**TASK REQUIREMENTS**
Please set out every line of the items below as a Markdown table with two columns, "Row" for the row number and "Line" for the line itself, leaving out any blank lines.

**STORED DATA**
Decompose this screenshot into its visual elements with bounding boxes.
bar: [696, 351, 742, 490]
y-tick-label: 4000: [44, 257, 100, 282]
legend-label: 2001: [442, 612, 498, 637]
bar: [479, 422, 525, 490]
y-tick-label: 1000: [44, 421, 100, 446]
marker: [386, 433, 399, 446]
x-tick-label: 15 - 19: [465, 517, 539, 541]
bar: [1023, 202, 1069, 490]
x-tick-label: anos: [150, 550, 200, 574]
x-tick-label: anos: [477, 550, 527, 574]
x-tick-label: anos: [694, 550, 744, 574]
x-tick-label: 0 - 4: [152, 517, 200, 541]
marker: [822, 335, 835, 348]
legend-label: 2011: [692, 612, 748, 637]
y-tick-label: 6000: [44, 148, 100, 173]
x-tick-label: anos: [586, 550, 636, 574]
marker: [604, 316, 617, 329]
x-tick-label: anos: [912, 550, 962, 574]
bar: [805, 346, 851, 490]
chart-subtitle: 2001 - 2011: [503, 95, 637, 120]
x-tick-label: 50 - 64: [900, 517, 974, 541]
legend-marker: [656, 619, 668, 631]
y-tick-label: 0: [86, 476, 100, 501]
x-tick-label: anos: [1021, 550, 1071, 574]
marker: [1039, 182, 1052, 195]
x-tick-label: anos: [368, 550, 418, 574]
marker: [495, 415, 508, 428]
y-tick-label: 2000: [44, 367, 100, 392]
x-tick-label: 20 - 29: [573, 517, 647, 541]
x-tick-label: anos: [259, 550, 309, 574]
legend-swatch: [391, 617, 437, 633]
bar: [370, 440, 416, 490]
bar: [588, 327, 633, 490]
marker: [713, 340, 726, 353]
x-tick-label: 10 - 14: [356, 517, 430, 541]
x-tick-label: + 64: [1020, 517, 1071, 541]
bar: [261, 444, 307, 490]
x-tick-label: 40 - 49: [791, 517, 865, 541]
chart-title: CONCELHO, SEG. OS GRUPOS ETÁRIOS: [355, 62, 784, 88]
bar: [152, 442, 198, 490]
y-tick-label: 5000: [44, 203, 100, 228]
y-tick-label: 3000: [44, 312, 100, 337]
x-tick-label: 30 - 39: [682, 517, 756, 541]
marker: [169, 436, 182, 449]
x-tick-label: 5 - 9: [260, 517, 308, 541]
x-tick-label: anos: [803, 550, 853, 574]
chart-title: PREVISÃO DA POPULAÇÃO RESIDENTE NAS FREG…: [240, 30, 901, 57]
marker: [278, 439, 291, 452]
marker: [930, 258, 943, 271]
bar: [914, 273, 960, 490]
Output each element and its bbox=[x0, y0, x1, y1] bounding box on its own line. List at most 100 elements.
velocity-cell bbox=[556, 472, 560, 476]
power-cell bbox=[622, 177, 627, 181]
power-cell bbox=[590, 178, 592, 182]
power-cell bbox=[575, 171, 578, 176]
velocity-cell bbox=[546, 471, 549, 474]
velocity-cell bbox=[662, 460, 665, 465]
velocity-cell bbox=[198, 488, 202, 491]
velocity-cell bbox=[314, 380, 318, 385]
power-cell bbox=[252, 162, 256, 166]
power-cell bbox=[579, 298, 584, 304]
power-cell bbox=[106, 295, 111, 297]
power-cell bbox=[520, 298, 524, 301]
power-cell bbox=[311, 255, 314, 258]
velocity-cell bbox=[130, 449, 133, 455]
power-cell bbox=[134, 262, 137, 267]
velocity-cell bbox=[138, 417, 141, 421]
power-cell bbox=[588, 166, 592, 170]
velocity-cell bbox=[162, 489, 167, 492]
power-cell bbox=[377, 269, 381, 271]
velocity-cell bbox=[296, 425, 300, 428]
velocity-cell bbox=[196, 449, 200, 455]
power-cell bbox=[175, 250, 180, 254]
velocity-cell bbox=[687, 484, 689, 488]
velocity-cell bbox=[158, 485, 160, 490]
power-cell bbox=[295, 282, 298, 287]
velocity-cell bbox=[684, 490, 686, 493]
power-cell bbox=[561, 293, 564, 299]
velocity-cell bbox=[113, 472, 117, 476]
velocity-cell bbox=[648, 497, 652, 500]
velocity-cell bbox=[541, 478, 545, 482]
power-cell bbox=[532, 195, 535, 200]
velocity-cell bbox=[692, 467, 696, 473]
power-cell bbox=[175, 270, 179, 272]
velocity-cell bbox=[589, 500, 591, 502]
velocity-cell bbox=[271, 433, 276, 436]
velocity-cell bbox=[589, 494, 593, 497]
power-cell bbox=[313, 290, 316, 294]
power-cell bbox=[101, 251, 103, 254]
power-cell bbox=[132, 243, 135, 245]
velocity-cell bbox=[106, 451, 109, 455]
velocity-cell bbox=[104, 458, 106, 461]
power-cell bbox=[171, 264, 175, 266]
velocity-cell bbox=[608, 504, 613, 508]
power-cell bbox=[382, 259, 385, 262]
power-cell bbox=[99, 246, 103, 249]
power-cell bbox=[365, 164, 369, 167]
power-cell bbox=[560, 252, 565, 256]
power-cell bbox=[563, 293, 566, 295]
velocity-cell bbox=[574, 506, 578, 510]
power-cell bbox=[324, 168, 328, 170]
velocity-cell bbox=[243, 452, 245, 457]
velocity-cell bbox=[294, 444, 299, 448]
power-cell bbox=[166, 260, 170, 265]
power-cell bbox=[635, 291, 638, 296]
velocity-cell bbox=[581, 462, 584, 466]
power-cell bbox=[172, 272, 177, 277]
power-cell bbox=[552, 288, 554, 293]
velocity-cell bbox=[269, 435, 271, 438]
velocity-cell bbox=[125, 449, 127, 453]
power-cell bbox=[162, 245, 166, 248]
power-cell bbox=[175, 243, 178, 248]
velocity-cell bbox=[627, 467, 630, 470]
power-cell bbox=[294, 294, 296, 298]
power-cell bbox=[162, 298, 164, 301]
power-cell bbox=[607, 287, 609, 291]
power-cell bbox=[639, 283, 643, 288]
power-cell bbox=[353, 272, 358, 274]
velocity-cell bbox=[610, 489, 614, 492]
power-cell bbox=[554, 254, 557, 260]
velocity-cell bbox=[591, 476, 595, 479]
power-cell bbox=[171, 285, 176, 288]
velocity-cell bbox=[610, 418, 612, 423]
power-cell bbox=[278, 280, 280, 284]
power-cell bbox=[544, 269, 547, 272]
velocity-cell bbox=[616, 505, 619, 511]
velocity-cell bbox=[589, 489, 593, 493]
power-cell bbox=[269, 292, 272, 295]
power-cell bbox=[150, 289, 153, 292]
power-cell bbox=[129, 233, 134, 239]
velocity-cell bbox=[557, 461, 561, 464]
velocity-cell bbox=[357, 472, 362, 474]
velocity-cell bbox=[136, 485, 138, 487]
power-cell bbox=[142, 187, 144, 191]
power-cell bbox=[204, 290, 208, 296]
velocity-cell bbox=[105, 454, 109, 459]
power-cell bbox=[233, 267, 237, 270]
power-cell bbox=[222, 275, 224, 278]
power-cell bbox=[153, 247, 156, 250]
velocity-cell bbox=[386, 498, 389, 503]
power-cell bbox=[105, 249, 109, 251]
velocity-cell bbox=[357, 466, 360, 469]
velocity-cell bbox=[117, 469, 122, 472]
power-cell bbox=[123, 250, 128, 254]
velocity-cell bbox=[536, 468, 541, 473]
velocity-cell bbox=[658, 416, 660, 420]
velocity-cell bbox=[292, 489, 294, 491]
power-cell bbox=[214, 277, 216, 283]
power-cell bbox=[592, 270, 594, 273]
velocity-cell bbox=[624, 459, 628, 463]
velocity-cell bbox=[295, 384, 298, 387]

**OUTPUT**
| Row | Line |
|---|---|
| 1 | Decompose this screenshot into its visual elements with bounding boxes. |
| 2 | bar: [696, 351, 742, 490] |
| 3 | y-tick-label: 4000: [44, 257, 100, 282] |
| 4 | legend-label: 2001: [442, 612, 498, 637] |
| 5 | bar: [479, 422, 525, 490] |
| 6 | y-tick-label: 1000: [44, 421, 100, 446] |
| 7 | marker: [386, 433, 399, 446] |
| 8 | x-tick-label: 15 - 19: [465, 517, 539, 541] |
| 9 | bar: [1023, 202, 1069, 490] |
| 10 | x-tick-label: anos: [150, 550, 200, 574] |
| 11 | x-tick-label: anos: [477, 550, 527, 574] |
| 12 | x-tick-label: anos: [694, 550, 744, 574] |
| 13 | x-tick-label: 0 - 4: [152, 517, 200, 541] |
| 14 | marker: [822, 335, 835, 348] |
| 15 | legend-label: 2011: [692, 612, 748, 637] |
| 16 | y-tick-label: 6000: [44, 148, 100, 173] |
| 17 | x-tick-label: anos: [586, 550, 636, 574] |
| 18 | marker: [604, 316, 617, 329] |
| 19 | x-tick-label: anos: [912, 550, 962, 574] |
| 20 | bar: [805, 346, 851, 490] |
| 21 | chart-subtitle: 2001 - 2011: [503, 95, 637, 120] |
| 22 | x-tick-label: 50 - 64: [900, 517, 974, 541] |
| 23 | legend-marker: [656, 619, 668, 631] |
| 24 | y-tick-label: 0: [86, 476, 100, 501] |
| 25 | x-tick-label: anos: [1021, 550, 1071, 574] |
| 26 | marker: [1039, 182, 1052, 195] |
| 27 | x-tick-label: anos: [368, 550, 418, 574] |
| 28 | marker: [495, 415, 508, 428] |
| 29 | y-tick-label: 2000: [44, 367, 100, 392] |
| 30 | x-tick-label: 20 - 29: [573, 517, 647, 541] |
| 31 | x-tick-label: anos: [259, 550, 309, 574] |
| 32 | legend-swatch: [391, 617, 437, 633] |
| 33 | bar: [370, 440, 416, 490] |
| 34 | bar: [588, 327, 633, 490] |
| 35 | marker: [713, 340, 726, 353] |
| 36 | x-tick-label: 10 - 14: [356, 517, 430, 541] |
| 37 | x-tick-label: + 64: [1020, 517, 1071, 541] |
| 38 | bar: [261, 444, 307, 490] |
| 39 | x-tick-label: 40 - 49: [791, 517, 865, 541] |
| 40 | chart-title: CONCELHO, SEG. OS GRUPOS ETÁRIOS: [355, 62, 784, 88] |
| 41 | bar: [152, 442, 198, 490] |
| 42 | y-tick-label: 5000: [44, 203, 100, 228] |
| 43 | y-tick-label: 3000: [44, 312, 100, 337] |
| 44 | x-tick-label: 30 - 39: [682, 517, 756, 541] |
| 45 | marker: [169, 436, 182, 449] |
| 46 | x-tick-label: 5 - 9: [260, 517, 308, 541] |
| 47 | x-tick-label: anos: [803, 550, 853, 574] |
| 48 | chart-title: PREVISÃO DA POPULAÇÃO RESIDENTE NAS FREG…: [240, 30, 901, 57] |
| 49 | marker: [278, 439, 291, 452] |
| 50 | marker: [930, 258, 943, 271] |
| 51 | bar: [914, 273, 960, 490] |
| 52 | Output each element and its bbox=[x0, y0, x1, y1] bounding box on its own line. List at most 100 elements. |
| 53 | velocity-cell bbox=[556, 472, 560, 476] |
| 54 | power-cell bbox=[622, 177, 627, 181] |
| 55 | power-cell bbox=[590, 178, 592, 182] |
| 56 | power-cell bbox=[575, 171, 578, 176] |
| 57 | velocity-cell bbox=[546, 471, 549, 474] |
| 58 | velocity-cell bbox=[662, 460, 665, 465] |
| 59 | velocity-cell bbox=[198, 488, 202, 491] |
| 60 | velocity-cell bbox=[314, 380, 318, 385] |
| 61 | power-cell bbox=[252, 162, 256, 166] |
| 62 | power-cell bbox=[579, 298, 584, 304] |
| 63 | power-cell bbox=[106, 295, 111, 297] |
| 64 | power-cell bbox=[520, 298, 524, 301] |
| 65 | power-cell bbox=[311, 255, 314, 258] |
| 66 | velocity-cell bbox=[130, 449, 133, 455] |
| 67 | power-cell bbox=[134, 262, 137, 267] |
| 68 | velocity-cell bbox=[138, 417, 141, 421] |
| 69 | power-cell bbox=[588, 166, 592, 170] |
| 70 | velocity-cell bbox=[162, 489, 167, 492] |
| 71 | power-cell bbox=[377, 269, 381, 271] |
| 72 | velocity-cell bbox=[296, 425, 300, 428] |
| 73 | velocity-cell bbox=[196, 449, 200, 455] |
| 74 | power-cell bbox=[175, 250, 180, 254] |
| 75 | velocity-cell bbox=[687, 484, 689, 488] |
| 76 | velocity-cell bbox=[158, 485, 160, 490] |
| 77 | power-cell bbox=[295, 282, 298, 287] |
| 78 | velocity-cell bbox=[684, 490, 686, 493] |
| 79 | power-cell bbox=[561, 293, 564, 299] |
| 80 | velocity-cell bbox=[113, 472, 117, 476] |
| 81 | velocity-cell bbox=[648, 497, 652, 500] |
| 82 | velocity-cell bbox=[541, 478, 545, 482] |
| 83 | power-cell bbox=[532, 195, 535, 200] |
| 84 | velocity-cell bbox=[692, 467, 696, 473] |
| 85 | power-cell bbox=[175, 270, 179, 272] |
| 86 | velocity-cell bbox=[589, 500, 591, 502] |
| 87 | velocity-cell bbox=[271, 433, 276, 436] |
| 88 | velocity-cell bbox=[589, 494, 593, 497] |
| 89 | power-cell bbox=[313, 290, 316, 294] |
| 90 | power-cell bbox=[101, 251, 103, 254] |
| 91 | power-cell bbox=[132, 243, 135, 245] |
| 92 | velocity-cell bbox=[106, 451, 109, 455] |
| 93 | velocity-cell bbox=[104, 458, 106, 461] |
| 94 | power-cell bbox=[171, 264, 175, 266] |
| 95 | velocity-cell bbox=[608, 504, 613, 508] |
| 96 | power-cell bbox=[382, 259, 385, 262] |
| 97 | power-cell bbox=[99, 246, 103, 249] |
| 98 | power-cell bbox=[365, 164, 369, 167] |
| 99 | power-cell bbox=[560, 252, 565, 256] |
| 100 | power-cell bbox=[563, 293, 566, 295] |
| 101 | velocity-cell bbox=[574, 506, 578, 510] |
| 102 | power-cell bbox=[324, 168, 328, 170] |
| 103 | velocity-cell bbox=[243, 452, 245, 457] |
| 104 | velocity-cell bbox=[294, 444, 299, 448] |
| 105 | power-cell bbox=[166, 260, 170, 265] |
| 106 | power-cell bbox=[635, 291, 638, 296] |
| 107 | velocity-cell bbox=[581, 462, 584, 466] |
| 108 | power-cell bbox=[172, 272, 177, 277] |
| 109 | power-cell bbox=[552, 288, 554, 293] |
| 110 | velocity-cell bbox=[269, 435, 271, 438] |
| 111 | velocity-cell bbox=[125, 449, 127, 453] |
| 112 | power-cell bbox=[162, 245, 166, 248] |
| 113 | power-cell bbox=[175, 243, 178, 248] |
| 114 | velocity-cell bbox=[627, 467, 630, 470] |
| 115 | power-cell bbox=[294, 294, 296, 298] |
| 116 | power-cell bbox=[162, 298, 164, 301] |
| 117 | power-cell bbox=[607, 287, 609, 291] |
| 118 | power-cell bbox=[639, 283, 643, 288] |
| 119 | power-cell bbox=[353, 272, 358, 274] |
| 120 | velocity-cell bbox=[610, 489, 614, 492] |
| 121 | power-cell bbox=[554, 254, 557, 260] |
| 122 | velocity-cell bbox=[591, 476, 595, 479] |
| 123 | power-cell bbox=[171, 285, 176, 288] |
| 124 | velocity-cell bbox=[610, 418, 612, 423] |
| 125 | power-cell bbox=[278, 280, 280, 284] |
| 126 | power-cell bbox=[544, 269, 547, 272] |
| 127 | velocity-cell bbox=[616, 505, 619, 511] |
| 128 | velocity-cell bbox=[589, 489, 593, 493] |
| 129 | power-cell bbox=[269, 292, 272, 295] |
| 130 | power-cell bbox=[150, 289, 153, 292] |
| 131 | power-cell bbox=[129, 233, 134, 239] |
| 132 | velocity-cell bbox=[557, 461, 561, 464] |
| 133 | velocity-cell bbox=[357, 472, 362, 474] |
| 134 | velocity-cell bbox=[136, 485, 138, 487] |
| 135 | power-cell bbox=[142, 187, 144, 191] |
| 136 | power-cell bbox=[204, 290, 208, 296] |
| 137 | velocity-cell bbox=[105, 454, 109, 459] |
| 138 | power-cell bbox=[233, 267, 237, 270] |
| 139 | power-cell bbox=[222, 275, 224, 278] |
| 140 | power-cell bbox=[153, 247, 156, 250] |
| 141 | velocity-cell bbox=[386, 498, 389, 503] |
| 142 | power-cell bbox=[105, 249, 109, 251] |
| 143 | velocity-cell bbox=[357, 466, 360, 469] |
| 144 | velocity-cell bbox=[117, 469, 122, 472] |
| 145 | power-cell bbox=[123, 250, 128, 254] |
| 146 | velocity-cell bbox=[536, 468, 541, 473] |
| 147 | velocity-cell bbox=[658, 416, 660, 420] |
| 148 | velocity-cell bbox=[292, 489, 294, 491] |
| 149 | power-cell bbox=[214, 277, 216, 283] |
| 150 | power-cell bbox=[592, 270, 594, 273] |
| 151 | velocity-cell bbox=[624, 459, 628, 463] |
| 152 | velocity-cell bbox=[295, 384, 298, 387] |